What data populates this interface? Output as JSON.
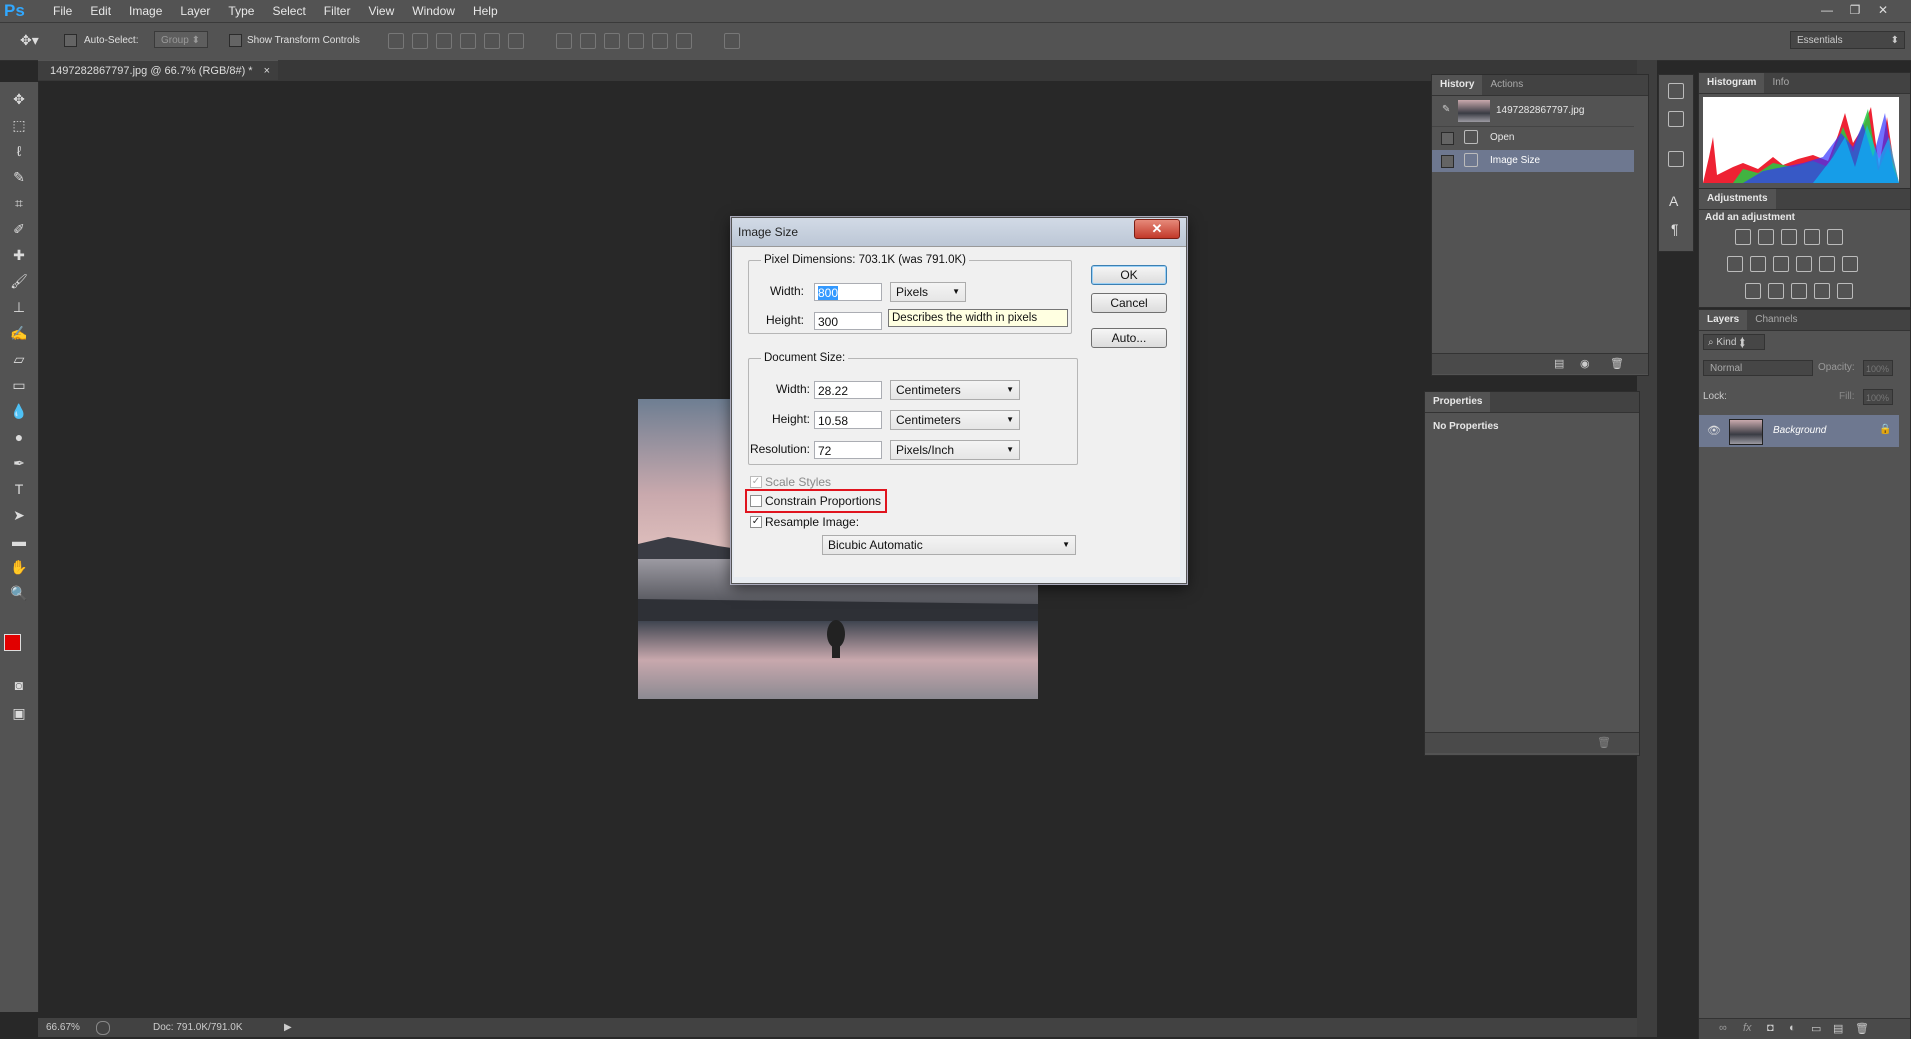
{
  "app": {
    "logo": "Ps"
  },
  "menu": [
    "File",
    "Edit",
    "Image",
    "Layer",
    "Type",
    "Select",
    "Filter",
    "View",
    "Window",
    "Help"
  ],
  "window_controls": {
    "minimize": "—",
    "restore": "❐",
    "close": "✕"
  },
  "options_bar": {
    "auto_select_label": "Auto-Select:",
    "auto_select_value": "Group",
    "show_transform_label": "Show Transform Controls",
    "workspace": "Essentials"
  },
  "document_tab": {
    "title": "1497282867797.jpg @ 66.7% (RGB/8#) *",
    "close": "×"
  },
  "status_bar": {
    "zoom": "66.67%",
    "doc": "Doc: 791.0K/791.0K"
  },
  "history_panel": {
    "tabs": [
      "History",
      "Actions"
    ],
    "snapshot": "1497282867797.jpg",
    "items": [
      "Open",
      "Image Size"
    ]
  },
  "properties_panel": {
    "title": "Properties",
    "empty": "No Properties"
  },
  "histogram_panel": {
    "tabs": [
      "Histogram",
      "Info"
    ]
  },
  "adjustments_panel": {
    "tab": "Adjustments",
    "heading": "Add an adjustment"
  },
  "layers_panel": {
    "tabs": [
      "Layers",
      "Channels"
    ],
    "kind": "Kind",
    "blend_mode": "Normal",
    "opacity_label": "Opacity:",
    "opacity_value": "100%",
    "lock_label": "Lock:",
    "fill_label": "Fill:",
    "fill_value": "100%",
    "layer_name": "Background"
  },
  "dialog": {
    "title": "Image Size",
    "close": "✕",
    "pixel_dimensions": "Pixel Dimensions:  703.1K (was 791.0K)",
    "pd_width_label": "Width:",
    "pd_width_value": "800",
    "pd_width_unit": "Pixels",
    "pd_height_label": "Height:",
    "pd_height_value": "300",
    "tooltip": "Describes the width in pixels",
    "document_size": "Document Size:",
    "ds_width_label": "Width:",
    "ds_width_value": "28.22",
    "ds_width_unit": "Centimeters",
    "ds_height_label": "Height:",
    "ds_height_value": "10.58",
    "ds_height_unit": "Centimeters",
    "resolution_label": "Resolution:",
    "resolution_value": "72",
    "resolution_unit": "Pixels/Inch",
    "scale_styles": "Scale Styles",
    "constrain": "Constrain Proportions",
    "resample": "Resample Image:",
    "resample_method": "Bicubic Automatic",
    "ok": "OK",
    "cancel": "Cancel",
    "auto": "Auto...",
    "highlight_color": "#e0141e"
  }
}
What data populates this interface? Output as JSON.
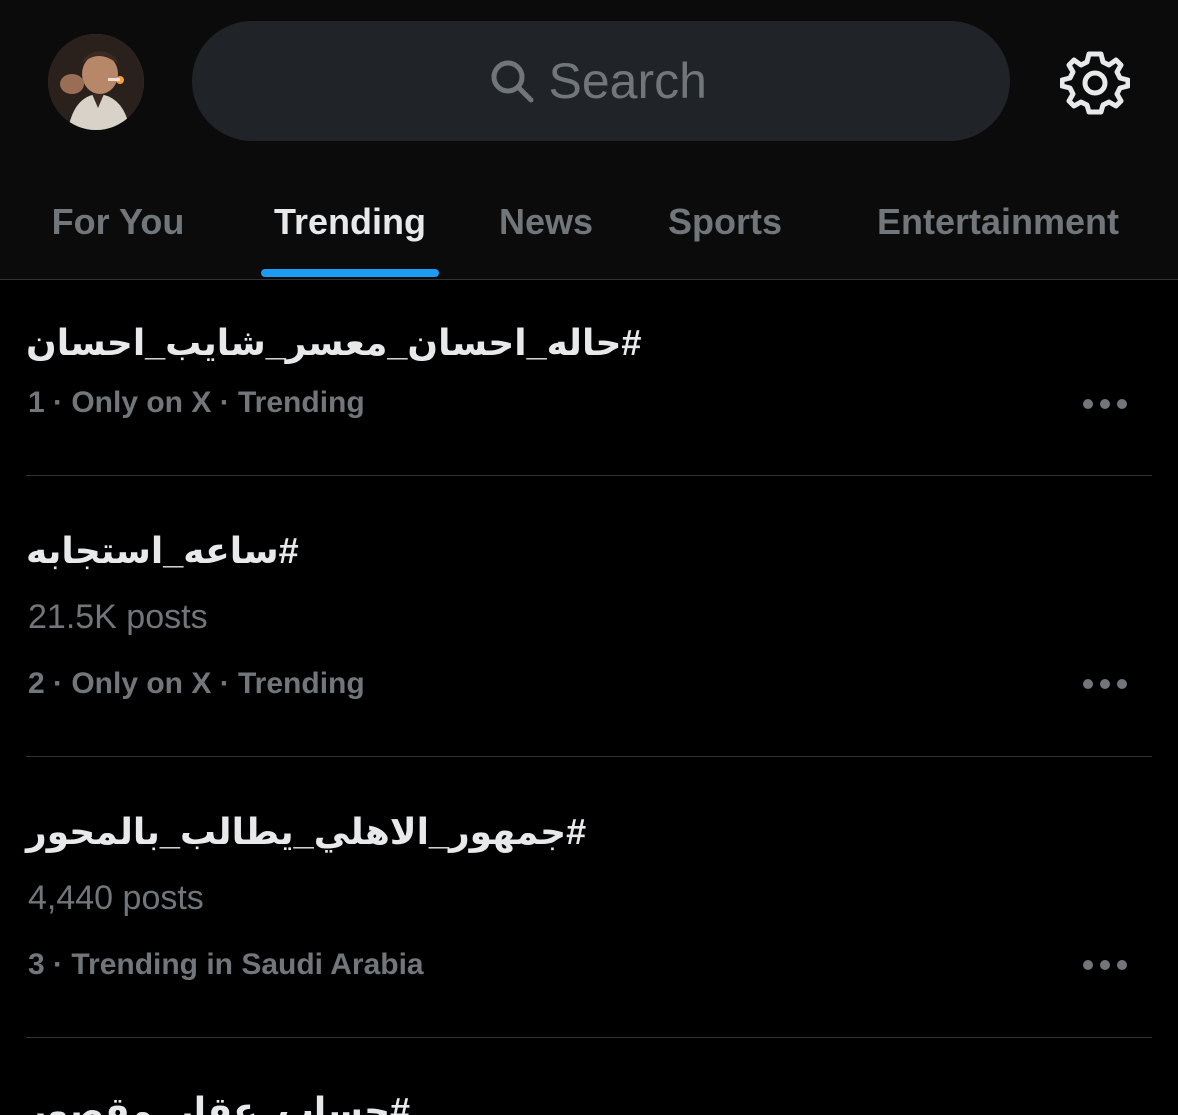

-- -- --

◆ DIRECTION:
All the lines above are to be given again exactly as they read, with the pictures removed.

◆ FINAL RESULT:
What data populates this interface? Output as JSON.
{
  "app": {
    "logo": "Ps"
  },
  "menu": [
    "File",
    "Edit",
    "Image",
    "Layer",
    "Type",
    "Select",
    "Filter",
    "View",
    "Window",
    "Help"
  ],
  "window_controls": {
    "minimize": "—",
    "restore": "❐",
    "close": "✕"
  },
  "options_bar": {
    "auto_select_label": "Auto-Select:",
    "auto_select_value": "Group",
    "show_transform_label": "Show Transform Controls",
    "workspace": "Essentials"
  },
  "document_tab": {
    "title": "1497282867797.jpg @ 66.7% (RGB/8#) *",
    "close": "×"
  },
  "status_bar": {
    "zoom": "66.67%",
    "doc": "Doc: 791.0K/791.0K"
  },
  "history_panel": {
    "tabs": [
      "History",
      "Actions"
    ],
    "snapshot": "1497282867797.jpg",
    "items": [
      "Open",
      "Image Size"
    ]
  },
  "properties_panel": {
    "title": "Properties",
    "empty": "No Properties"
  },
  "histogram_panel": {
    "tabs": [
      "Histogram",
      "Info"
    ]
  },
  "adjustments_panel": {
    "tab": "Adjustments",
    "heading": "Add an adjustment"
  },
  "layers_panel": {
    "tabs": [
      "Layers",
      "Channels"
    ],
    "kind": "Kind",
    "blend_mode": "Normal",
    "opacity_label": "Opacity:",
    "opacity_value": "100%",
    "lock_label": "Lock:",
    "fill_label": "Fill:",
    "fill_value": "100%",
    "layer_name": "Background"
  },
  "dialog": {
    "title": "Image Size",
    "close": "✕",
    "pixel_dimensions": "Pixel Dimensions:  703.1K (was 791.0K)",
    "pd_width_label": "Width:",
    "pd_width_value": "800",
    "pd_width_unit": "Pixels",
    "pd_height_label": "Height:",
    "pd_height_value": "300",
    "tooltip": "Describes the width in pixels",
    "document_size": "Document Size:",
    "ds_width_label": "Width:",
    "ds_width_value": "28.22",
    "ds_width_unit": "Centimeters",
    "ds_height_label": "Height:",
    "ds_height_value": "10.58",
    "ds_height_unit": "Centimeters",
    "resolution_label": "Resolution:",
    "resolution_value": "72",
    "resolution_unit": "Pixels/Inch",
    "scale_styles": "Scale Styles",
    "constrain": "Constrain Proportions",
    "resample": "Resample Image:",
    "resample_method": "Bicubic Automatic",
    "ok": "OK",
    "cancel": "Cancel",
    "auto": "Auto...",
    "highlight_color": "#e0141e"
  }
}
What data populates this interface? Output as JSON.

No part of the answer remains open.